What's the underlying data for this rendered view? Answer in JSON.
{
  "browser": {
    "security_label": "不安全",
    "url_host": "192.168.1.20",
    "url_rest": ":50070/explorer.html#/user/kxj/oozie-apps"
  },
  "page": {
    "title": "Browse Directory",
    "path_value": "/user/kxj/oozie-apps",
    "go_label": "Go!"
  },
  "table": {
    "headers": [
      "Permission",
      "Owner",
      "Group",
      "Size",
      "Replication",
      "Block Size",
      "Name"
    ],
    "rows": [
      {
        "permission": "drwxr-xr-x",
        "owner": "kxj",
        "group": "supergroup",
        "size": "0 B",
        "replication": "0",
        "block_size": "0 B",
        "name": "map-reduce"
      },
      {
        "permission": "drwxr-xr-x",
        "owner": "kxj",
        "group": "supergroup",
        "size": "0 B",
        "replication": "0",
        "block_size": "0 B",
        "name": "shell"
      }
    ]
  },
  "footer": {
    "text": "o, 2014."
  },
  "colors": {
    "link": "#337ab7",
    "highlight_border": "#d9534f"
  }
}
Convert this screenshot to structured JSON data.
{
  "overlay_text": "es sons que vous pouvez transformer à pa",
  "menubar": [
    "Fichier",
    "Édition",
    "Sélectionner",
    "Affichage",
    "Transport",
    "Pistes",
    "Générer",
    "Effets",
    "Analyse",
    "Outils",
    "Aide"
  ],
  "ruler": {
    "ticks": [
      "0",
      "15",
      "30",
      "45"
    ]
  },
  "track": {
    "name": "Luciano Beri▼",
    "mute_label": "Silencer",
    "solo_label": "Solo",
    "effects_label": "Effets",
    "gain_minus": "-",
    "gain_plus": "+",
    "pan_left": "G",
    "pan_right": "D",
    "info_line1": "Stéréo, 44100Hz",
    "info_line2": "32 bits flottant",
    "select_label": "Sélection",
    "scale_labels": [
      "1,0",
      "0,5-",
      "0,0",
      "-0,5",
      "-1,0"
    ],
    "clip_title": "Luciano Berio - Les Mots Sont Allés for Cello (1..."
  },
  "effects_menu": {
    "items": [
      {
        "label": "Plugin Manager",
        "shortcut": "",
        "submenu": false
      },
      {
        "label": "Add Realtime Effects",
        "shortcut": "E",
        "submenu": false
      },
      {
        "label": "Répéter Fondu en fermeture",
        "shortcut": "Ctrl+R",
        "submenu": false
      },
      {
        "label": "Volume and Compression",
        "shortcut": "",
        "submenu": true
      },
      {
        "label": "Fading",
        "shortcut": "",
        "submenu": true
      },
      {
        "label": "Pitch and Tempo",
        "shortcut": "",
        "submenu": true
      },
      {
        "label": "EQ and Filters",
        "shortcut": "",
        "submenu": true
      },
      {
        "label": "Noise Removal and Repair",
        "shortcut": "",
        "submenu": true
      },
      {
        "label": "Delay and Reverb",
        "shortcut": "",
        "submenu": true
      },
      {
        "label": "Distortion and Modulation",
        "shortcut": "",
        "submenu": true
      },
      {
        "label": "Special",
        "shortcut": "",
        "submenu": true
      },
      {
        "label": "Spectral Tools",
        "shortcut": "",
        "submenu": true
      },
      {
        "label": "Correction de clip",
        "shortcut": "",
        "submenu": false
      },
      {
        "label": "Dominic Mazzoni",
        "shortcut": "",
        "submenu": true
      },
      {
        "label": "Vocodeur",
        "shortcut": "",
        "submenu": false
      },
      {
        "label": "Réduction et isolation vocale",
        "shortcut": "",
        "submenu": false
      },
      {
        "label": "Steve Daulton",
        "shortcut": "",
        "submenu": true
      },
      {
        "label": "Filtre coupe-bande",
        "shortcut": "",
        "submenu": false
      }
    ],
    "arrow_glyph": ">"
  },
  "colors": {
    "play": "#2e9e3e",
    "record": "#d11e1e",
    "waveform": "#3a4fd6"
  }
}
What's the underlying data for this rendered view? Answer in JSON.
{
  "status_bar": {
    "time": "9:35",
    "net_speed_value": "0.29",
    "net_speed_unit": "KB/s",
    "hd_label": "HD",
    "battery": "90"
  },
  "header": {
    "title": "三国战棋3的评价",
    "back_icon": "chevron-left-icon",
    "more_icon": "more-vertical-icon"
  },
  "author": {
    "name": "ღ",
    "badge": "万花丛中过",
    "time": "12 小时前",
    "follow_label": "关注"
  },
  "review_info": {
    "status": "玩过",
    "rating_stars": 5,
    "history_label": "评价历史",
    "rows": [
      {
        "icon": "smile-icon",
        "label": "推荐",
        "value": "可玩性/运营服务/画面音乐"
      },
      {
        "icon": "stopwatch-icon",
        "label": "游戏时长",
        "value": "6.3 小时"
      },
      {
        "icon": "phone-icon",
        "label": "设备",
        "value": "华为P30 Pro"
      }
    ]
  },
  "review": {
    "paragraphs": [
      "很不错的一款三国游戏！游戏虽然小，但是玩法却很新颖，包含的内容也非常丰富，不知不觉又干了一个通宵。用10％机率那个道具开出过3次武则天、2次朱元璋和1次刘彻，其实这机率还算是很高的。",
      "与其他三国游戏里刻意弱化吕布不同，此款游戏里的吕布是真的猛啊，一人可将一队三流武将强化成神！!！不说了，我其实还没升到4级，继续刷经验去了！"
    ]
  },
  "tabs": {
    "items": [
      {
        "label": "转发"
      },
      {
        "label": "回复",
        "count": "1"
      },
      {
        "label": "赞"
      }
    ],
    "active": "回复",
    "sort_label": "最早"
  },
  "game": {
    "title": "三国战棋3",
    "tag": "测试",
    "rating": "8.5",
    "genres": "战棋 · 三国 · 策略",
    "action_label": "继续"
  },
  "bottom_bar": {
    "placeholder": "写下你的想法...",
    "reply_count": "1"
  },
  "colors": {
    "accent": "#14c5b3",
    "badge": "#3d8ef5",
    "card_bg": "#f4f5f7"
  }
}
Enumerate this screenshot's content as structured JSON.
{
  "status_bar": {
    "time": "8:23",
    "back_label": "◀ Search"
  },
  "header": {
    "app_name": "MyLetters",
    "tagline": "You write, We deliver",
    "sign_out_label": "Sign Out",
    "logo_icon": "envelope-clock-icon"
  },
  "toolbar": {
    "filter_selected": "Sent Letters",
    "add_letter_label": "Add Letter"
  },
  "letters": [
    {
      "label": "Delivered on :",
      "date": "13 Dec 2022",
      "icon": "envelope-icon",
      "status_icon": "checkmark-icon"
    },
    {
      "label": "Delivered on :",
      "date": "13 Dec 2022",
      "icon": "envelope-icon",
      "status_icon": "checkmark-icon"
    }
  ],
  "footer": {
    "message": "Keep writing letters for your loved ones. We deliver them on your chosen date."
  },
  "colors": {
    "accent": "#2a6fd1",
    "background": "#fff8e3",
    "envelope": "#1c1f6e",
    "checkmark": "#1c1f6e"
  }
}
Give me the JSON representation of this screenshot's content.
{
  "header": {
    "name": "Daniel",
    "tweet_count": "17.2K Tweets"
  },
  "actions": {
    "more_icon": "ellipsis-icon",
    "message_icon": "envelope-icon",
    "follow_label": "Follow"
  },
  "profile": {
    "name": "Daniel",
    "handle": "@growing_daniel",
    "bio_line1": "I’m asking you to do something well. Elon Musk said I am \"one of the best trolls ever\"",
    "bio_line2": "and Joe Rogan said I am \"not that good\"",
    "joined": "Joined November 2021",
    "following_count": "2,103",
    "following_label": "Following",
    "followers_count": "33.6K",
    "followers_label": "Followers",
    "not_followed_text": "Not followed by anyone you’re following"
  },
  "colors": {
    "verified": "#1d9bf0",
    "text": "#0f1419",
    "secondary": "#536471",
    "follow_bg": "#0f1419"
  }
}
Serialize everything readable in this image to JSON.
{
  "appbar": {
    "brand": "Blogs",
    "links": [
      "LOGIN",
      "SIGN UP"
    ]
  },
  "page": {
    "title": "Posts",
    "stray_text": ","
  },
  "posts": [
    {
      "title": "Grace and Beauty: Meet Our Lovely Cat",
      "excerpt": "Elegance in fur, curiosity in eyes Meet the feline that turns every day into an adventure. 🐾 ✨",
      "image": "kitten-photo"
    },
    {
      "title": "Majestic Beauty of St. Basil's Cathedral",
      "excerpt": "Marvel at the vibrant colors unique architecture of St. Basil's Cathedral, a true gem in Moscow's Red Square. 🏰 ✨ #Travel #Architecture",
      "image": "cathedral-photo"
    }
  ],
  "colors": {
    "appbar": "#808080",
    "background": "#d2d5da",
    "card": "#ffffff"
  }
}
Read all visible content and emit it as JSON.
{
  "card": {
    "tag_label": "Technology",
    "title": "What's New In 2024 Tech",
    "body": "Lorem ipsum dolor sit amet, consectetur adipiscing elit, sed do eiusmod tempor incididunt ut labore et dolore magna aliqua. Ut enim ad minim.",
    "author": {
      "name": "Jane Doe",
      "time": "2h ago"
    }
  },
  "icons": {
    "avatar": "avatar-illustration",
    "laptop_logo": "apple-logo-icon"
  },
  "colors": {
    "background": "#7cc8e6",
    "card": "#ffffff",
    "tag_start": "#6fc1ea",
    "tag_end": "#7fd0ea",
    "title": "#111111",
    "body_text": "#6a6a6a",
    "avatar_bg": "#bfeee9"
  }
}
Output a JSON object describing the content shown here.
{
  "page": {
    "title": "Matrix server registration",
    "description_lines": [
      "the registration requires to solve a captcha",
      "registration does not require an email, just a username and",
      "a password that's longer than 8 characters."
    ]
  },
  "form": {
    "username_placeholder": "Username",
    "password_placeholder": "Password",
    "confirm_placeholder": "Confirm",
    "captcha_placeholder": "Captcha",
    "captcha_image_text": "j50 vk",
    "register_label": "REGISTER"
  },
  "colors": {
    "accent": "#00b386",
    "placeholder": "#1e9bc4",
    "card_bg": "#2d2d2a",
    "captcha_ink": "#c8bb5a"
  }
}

• Task to carry out: Copy out all lines above that include the string "background".

• Response:
    "background": "#fff8e3",
    "background": "#d2d5da",
    "background": "#7cc8e6",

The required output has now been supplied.